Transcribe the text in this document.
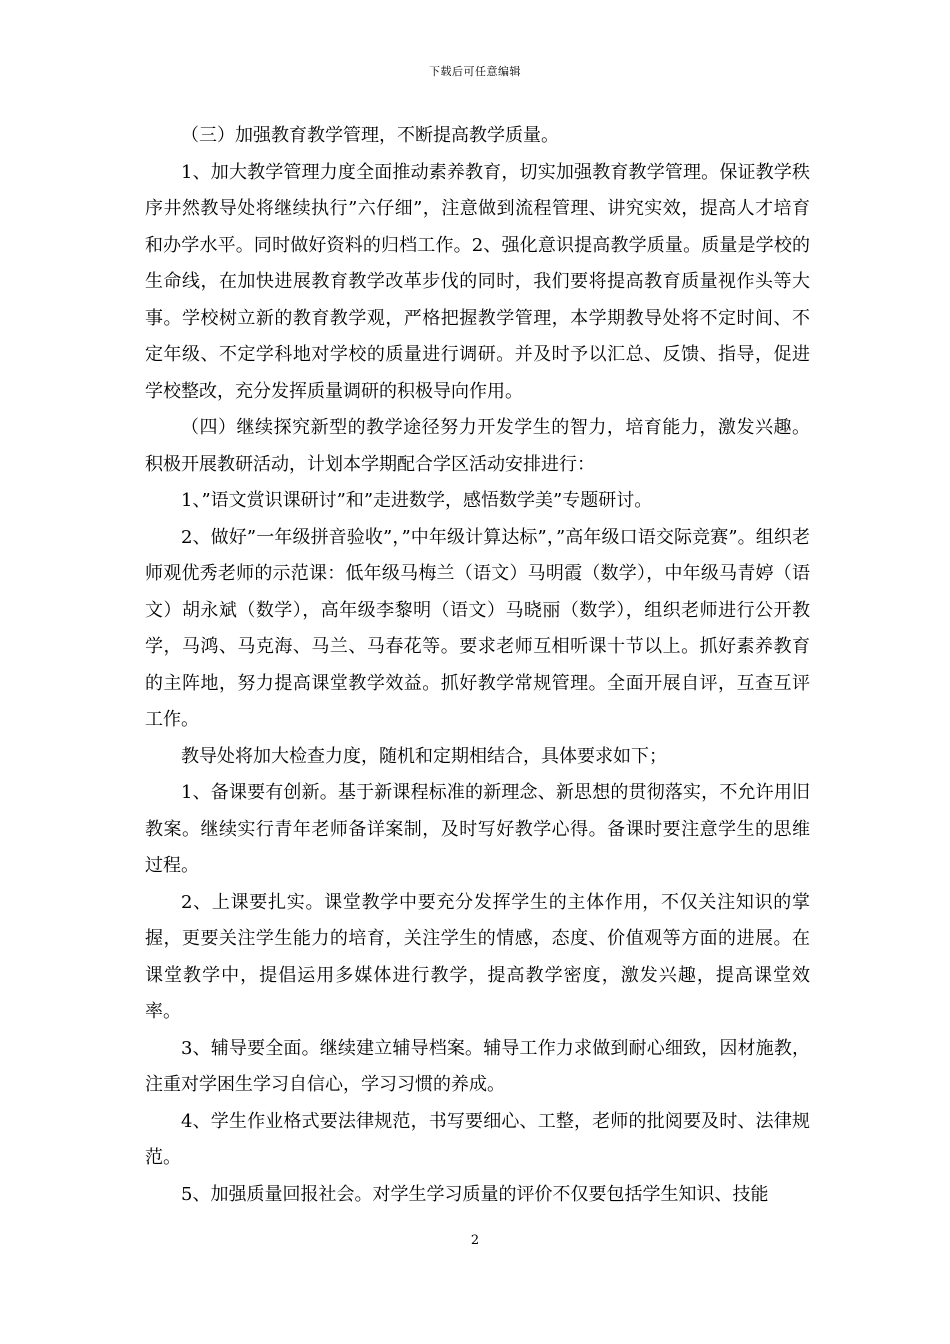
下载后可任意编辑

（三）加强教育教学管理，不断提高教学质量。

1、加大教学管理力度全面推动素养教育，切实加强教育教学管理。保证教学秩序井然教导处将继续执行”六仔细”，注意做到流程管理、讲究实效，提高人才培育和办学水平。同时做好资料的归档工作。2、强化意识提高教学质量。质量是学校的生命线，在加快进展教育教学改革步伐的同时，我们要将提高教育质量视作头等大事。学校树立新的教育教学观，严格把握教学管理，本学期教导处将不定时间、不定年级、不定学科地对学校的质量进行调研。并及时予以汇总、反馈、指导，促进学校整改，充分发挥质量调研的积极导向作用。

（四）继续探究新型的教学途径努力开发学生的智力，培育能力，激发兴趣。积极开展教研活动，计划本学期配合学区活动安排进行：

1、”语文赏识课研讨”和”走进数学，感悟数学美”专题研讨。

2、做好”一年级拼音验收”，”中年级计算达标”，”高年级口语交际竞赛”。组织老师观优秀老师的示范课：低年级马梅兰（语文）马明霞（数学），中年级马青婷（语文）胡永斌（数学），高年级李黎明（语文）马晓丽（数学），组织老师进行公开教学，马鸿、马克海、马兰、马春花等。要求老师互相听课十节以上。抓好素养教育的主阵地，努力提高课堂教学效益。抓好教学常规管理。全面开展自评，互查互评工作。

教导处将加大检查力度，随机和定期相结合，具体要求如下；

1、备课要有创新。基于新课程标准的新理念、新思想的贯彻落实，不允许用旧教案。继续实行青年老师备详案制，及时写好教学心得。备课时要注意学生的思维过程。

2、上课要扎实。课堂教学中要充分发挥学生的主体作用，不仅关注知识的掌握，更要关注学生能力的培育，关注学生的情感，态度、价值观等方面的进展。在课堂教学中，提倡运用多媒体进行教学，提高教学密度，激发兴趣，提高课堂效率。

3、辅导要全面。继续建立辅导档案。辅导工作力求做到耐心细致，因材施教，注重对学困生学习自信心，学习习惯的养成。

4、学生作业格式要法律规范，书写要细心、工整，老师的批阅要及时、法律规范。

5、加强质量回报社会。对学生学习质量的评价不仅要包括学生知识、技能

2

GOAL: Reproduce the material word for word, minus the images.

WRITTEN ANSWER:
Transcribe the text in this document.
下载后可任意编辑

（三）加强教育教学管理，不断提高教学质量。

1、加大教学管理力度全面推动素养教育，切实加强教育教学管理。保证教学秩序井然教导处将继续执行”六仔细”，注意做到流程管理、讲究实效，提高人才培育和办学水平。同时做好资料的归档工作。2、强化意识提高教学质量。质量是学校的生命线，在加快进展教育教学改革步伐的同时，我们要将提高教育质量视作头等大事。学校树立新的教育教学观，严格把握教学管理，本学期教导处将不定时间、不定年级、不定学科地对学校的质量进行调研。并及时予以汇总、反馈、指导，促进学校整改，充分发挥质量调研的积极导向作用。

（四）继续探究新型的教学途径努力开发学生的智力，培育能力，激发兴趣。积极开展教研活动，计划本学期配合学区活动安排进行：

1、”语文赏识课研讨”和”走进数学，感悟数学美”专题研讨。

2、做好”一年级拼音验收”，”中年级计算达标”，”高年级口语交际竞赛”。组织老师观优秀老师的示范课：低年级马梅兰（语文）马明霞（数学），中年级马青婷（语文）胡永斌（数学），高年级李黎明（语文）马晓丽（数学），组织老师进行公开教学，马鸿、马克海、马兰、马春花等。要求老师互相听课十节以上。抓好素养教育的主阵地，努力提高课堂教学效益。抓好教学常规管理。全面开展自评，互查互评工作。

教导处将加大检查力度，随机和定期相结合，具体要求如下；

1、备课要有创新。基于新课程标准的新理念、新思想的贯彻落实，不允许用旧教案。继续实行青年老师备详案制，及时写好教学心得。备课时要注意学生的思维过程。

2、上课要扎实。课堂教学中要充分发挥学生的主体作用，不仅关注知识的掌握，更要关注学生能力的培育，关注学生的情感，态度、价值观等方面的进展。在课堂教学中，提倡运用多媒体进行教学，提高教学密度，激发兴趣，提高课堂效率。

3、辅导要全面。继续建立辅导档案。辅导工作力求做到耐心细致，因材施教，注重对学困生学习自信心，学习习惯的养成。

4、学生作业格式要法律规范，书写要细心、工整，老师的批阅要及时、法律规范。

5、加强质量回报社会。对学生学习质量的评价不仅要包括学生知识、技能

2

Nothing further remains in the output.